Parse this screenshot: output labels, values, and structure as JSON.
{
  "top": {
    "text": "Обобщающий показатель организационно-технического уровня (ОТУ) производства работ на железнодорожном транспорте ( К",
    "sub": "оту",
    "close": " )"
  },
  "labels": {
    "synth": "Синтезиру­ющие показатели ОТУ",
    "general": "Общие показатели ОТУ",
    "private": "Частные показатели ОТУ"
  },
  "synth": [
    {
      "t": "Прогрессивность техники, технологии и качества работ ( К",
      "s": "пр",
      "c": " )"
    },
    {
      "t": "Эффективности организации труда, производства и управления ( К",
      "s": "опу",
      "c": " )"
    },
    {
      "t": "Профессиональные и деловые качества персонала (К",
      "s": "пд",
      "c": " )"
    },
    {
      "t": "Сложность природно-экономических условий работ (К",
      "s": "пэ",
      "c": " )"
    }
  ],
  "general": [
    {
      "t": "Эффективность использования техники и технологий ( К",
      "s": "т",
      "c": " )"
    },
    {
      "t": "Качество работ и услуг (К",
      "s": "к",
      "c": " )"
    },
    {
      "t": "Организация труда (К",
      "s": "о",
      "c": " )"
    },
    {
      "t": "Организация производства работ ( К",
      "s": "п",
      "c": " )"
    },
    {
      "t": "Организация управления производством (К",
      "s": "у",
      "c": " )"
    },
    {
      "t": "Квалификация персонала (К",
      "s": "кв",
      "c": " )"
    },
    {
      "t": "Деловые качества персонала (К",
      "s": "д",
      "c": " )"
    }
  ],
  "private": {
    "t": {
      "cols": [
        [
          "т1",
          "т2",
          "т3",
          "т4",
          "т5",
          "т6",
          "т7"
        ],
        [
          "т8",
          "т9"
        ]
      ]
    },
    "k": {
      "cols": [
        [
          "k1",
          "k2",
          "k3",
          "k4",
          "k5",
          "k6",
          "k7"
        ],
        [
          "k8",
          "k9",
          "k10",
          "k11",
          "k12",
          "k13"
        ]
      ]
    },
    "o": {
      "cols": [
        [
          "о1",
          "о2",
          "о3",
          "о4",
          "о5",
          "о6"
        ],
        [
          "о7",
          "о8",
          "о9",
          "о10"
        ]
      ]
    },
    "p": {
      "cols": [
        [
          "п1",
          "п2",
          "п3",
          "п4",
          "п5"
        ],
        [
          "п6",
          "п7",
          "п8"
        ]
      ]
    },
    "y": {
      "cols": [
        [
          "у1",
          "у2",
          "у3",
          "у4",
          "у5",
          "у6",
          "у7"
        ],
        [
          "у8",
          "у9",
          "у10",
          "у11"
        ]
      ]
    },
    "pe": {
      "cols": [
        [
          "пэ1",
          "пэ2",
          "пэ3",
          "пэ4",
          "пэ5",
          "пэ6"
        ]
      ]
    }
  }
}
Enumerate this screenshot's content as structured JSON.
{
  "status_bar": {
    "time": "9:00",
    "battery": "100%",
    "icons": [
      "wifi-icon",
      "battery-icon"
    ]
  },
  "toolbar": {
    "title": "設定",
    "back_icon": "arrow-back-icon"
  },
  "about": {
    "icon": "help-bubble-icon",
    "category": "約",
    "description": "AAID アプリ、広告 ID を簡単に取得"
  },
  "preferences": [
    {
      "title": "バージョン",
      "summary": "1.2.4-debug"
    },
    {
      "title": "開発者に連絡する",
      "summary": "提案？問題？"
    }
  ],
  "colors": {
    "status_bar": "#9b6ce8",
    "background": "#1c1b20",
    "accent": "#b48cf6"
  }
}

=======

■ **PROBLEM DESCRIPTION**:
Scan the material above and determine how many lines include the word "Организация"; report only the number.

■ **TASK RESULT**:
3